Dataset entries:
* * * * *

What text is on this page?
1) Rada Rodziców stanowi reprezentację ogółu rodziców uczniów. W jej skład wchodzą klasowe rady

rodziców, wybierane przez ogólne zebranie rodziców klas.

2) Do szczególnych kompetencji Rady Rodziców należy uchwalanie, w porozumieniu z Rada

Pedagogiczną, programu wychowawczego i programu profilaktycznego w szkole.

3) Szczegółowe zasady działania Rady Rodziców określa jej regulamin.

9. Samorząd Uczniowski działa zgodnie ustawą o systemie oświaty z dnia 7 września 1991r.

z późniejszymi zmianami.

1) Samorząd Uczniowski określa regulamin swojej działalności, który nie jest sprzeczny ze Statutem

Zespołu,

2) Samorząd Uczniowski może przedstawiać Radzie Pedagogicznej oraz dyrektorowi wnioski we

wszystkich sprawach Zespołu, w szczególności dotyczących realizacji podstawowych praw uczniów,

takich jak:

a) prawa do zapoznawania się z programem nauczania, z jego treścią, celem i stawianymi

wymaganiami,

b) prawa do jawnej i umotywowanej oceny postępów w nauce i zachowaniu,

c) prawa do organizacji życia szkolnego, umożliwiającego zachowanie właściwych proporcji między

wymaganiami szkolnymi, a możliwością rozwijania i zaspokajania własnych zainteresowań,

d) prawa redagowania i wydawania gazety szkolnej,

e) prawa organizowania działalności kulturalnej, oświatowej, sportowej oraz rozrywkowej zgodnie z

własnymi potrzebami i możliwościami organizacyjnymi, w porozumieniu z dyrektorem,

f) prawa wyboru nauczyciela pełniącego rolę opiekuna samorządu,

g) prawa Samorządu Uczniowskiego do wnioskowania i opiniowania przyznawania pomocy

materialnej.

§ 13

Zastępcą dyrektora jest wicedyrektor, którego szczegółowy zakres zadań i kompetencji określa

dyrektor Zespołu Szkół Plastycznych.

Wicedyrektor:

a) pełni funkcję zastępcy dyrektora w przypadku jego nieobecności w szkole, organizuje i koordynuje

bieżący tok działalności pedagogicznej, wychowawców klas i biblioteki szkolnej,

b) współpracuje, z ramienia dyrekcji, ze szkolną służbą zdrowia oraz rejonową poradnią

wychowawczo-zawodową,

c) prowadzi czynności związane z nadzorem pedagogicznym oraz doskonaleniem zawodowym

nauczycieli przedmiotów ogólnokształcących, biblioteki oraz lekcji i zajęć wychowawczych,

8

* * * * *

Type the material above out again, exactly.

What text is on this page?
1) Rada Rodziców stanowi reprezentację ogółu rodziców uczniów. W jej skład wchodzą klasowe rady

rodziców, wybierane przez ogólne zebranie rodziców klas.

2) Do szczególnych kompetencji Rady Rodziców należy uchwalanie, w porozumieniu z Rada

Pedagogiczną, programu wychowawczego i programu profilaktycznego w szkole.

3) Szczegółowe zasady działania Rady Rodziców określa jej regulamin.

9. Samorząd Uczniowski działa zgodnie ustawą o systemie oświaty z dnia 7 września 1991r.

z późniejszymi zmianami.

1) Samorząd Uczniowski określa regulamin swojej działalności, który nie jest sprzeczny ze Statutem

Zespołu,

2) Samorząd Uczniowski może przedstawiać Radzie Pedagogicznej oraz dyrektorowi wnioski we

wszystkich sprawach Zespołu, w szczególności dotyczących realizacji podstawowych praw uczniów,

takich jak:

a) prawa do zapoznawania się z programem nauczania, z jego treścią, celem i stawianymi

wymaganiami,

b) prawa do jawnej i umotywowanej oceny postępów w nauce i zachowaniu,

c) prawa do organizacji życia szkolnego, umożliwiającego zachowanie właściwych proporcji między

wymaganiami szkolnymi, a możliwością rozwijania i zaspokajania własnych zainteresowań,

d) prawa redagowania i wydawania gazety szkolnej,

e) prawa organizowania działalności kulturalnej, oświatowej, sportowej oraz rozrywkowej zgodnie z

własnymi potrzebami i możliwościami organizacyjnymi, w porozumieniu z dyrektorem,

f) prawa wyboru nauczyciela pełniącego rolę opiekuna samorządu,

g) prawa Samorządu Uczniowskiego do wnioskowania i opiniowania przyznawania pomocy

materialnej.

§ 13

Zastępcą dyrektora jest wicedyrektor, którego szczegółowy zakres zadań i kompetencji określa

dyrektor Zespołu Szkół Plastycznych.

Wicedyrektor:

a) pełni funkcję zastępcy dyrektora w przypadku jego nieobecności w szkole, organizuje i koordynuje

bieżący tok działalności pedagogicznej, wychowawców klas i biblioteki szkolnej,

b) współpracuje, z ramienia dyrekcji, ze szkolną służbą zdrowia oraz rejonową poradnią

wychowawczo-zawodową,

c) prowadzi czynności związane z nadzorem pedagogicznym oraz doskonaleniem zawodowym

nauczycieli przedmiotów ogólnokształcących, biblioteki oraz lekcji i zajęć wychowawczych,

8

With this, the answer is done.